PASSAGE:
No New Dress

Allison Vesterfelt

Allison Vesterfelt
Updated Sep 03, 2013
No New Dress
Early this year my husband and I made a bold commitment not to buy anything new (only used) for a season. We started to see how we didn't “need” many of the things we thought we did.

This September, I’m Not Shopping. 

It doesn’t matter how old I get, or how long I’ve been out of school, September still feels like the beginning of the year to me. Summer is filled with adventures and traveling and days of lounging in the sunshine or sitting on a deck, wherever I am, drinking lemonade with friends. 

When September comes, it feels like time to hit the reset button, to get back in a rhythm, to start fresh and new. 

For as long as I can remember, September has also involved shopping. 

Shopping isn’t necessarily my favorite pastime, but the thing I loved about shopping in September is it felt like a fresh start to me. I would wander around the store, running my hands over the fabrics and peeking at the new school supplies and as I loaded them into my cart, I would think about what this new stuff was going to mean for me. 

These new pens would help me be studious this year.

I would be so organized, thanks to me new notebooks.  

I would be bold, like the new top I just bought, but also classic, like a good pair of jeans. 

Something about the simple act of buying something new made me feel like I got to choose these things — like I got to choose how I was going to be. And even now, at thirty years old, there’s something about the simple act of buying something new that makes me feel ready for anything. 

Do you know what I mean? 

But this September, I’m not shopping.  

Early this year my husband and I made a bold commitment not to buy anything new (only used) for a season. I was in the middle of writing my very first book, called Packing Light, which was a call to live with less stuff, and we were working to pay off school debt, and we just wanted to pay closer attention to our buying habits. 

A commitment like this, we decided, would help us slow the consumer train we had hopped on (intentionally or not) and take a break. 

We needed space and time to figure out if we wanted to go where it was taking us.

So we jumped right in, buying furniture for our new apartment from thrift stores as we could find it, looking on Craigslist when a phone broke, or we needed a new charger or appliance, and looking to second-hand stores for clothes. 

The journey has been really eye-opening. 

We started to see how easy it was to “need” something on a daily basis, and just drive down the road to Target to pick one up. But without being able to buy anything new, we had to really think through each one of those decisions. 

  • Do we really need what we think we need? 
  • Can we find one at a thrift store? 
  • Can we search for it on Craigslist? 

We started to see how we didn’t “need” many of the things we thought we did; and as a happy benefit, our lives and closets seemed less cluttered and confusing.

Collected data entries
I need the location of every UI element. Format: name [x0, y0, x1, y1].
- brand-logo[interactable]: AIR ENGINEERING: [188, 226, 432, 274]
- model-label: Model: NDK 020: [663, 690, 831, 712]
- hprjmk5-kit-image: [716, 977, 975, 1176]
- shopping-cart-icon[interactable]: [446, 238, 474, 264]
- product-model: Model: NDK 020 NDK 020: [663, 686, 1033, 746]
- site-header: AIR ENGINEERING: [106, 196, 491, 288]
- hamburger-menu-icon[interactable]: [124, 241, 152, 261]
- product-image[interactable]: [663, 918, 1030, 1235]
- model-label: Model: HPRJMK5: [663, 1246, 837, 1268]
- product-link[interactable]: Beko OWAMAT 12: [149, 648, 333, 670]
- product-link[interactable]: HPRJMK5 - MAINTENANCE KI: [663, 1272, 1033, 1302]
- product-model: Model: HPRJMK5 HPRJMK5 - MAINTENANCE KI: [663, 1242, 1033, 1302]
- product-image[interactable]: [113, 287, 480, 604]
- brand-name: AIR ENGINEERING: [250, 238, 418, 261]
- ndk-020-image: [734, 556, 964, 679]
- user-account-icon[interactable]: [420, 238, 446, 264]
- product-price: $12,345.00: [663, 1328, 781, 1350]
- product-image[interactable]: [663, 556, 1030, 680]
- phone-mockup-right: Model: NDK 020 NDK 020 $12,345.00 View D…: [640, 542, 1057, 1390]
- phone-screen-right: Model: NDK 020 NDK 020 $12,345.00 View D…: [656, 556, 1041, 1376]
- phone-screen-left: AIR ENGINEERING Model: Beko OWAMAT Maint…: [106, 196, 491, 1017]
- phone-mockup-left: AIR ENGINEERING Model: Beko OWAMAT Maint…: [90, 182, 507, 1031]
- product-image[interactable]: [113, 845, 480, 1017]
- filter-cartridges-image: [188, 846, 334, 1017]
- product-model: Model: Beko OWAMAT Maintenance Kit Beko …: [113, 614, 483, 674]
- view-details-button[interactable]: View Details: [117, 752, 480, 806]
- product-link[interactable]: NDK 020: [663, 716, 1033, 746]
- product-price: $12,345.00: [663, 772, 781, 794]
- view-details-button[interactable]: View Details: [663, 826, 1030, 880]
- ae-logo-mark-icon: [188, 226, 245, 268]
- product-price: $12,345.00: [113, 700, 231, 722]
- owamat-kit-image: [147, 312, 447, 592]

PROBLEM DETAILS:
Turn the paragraph in the no-shopping post above that starts "So we jumped right in" into a short bulleted list, keeping its main facts.

RESPONSE TO THE EXERCISE:
- Furniture for the new apartment: bought from thrift stores as they could find it
- A broken phone, or a needed charger or appliance: looked on Craigslist
- Clothes: looked to second-hand stores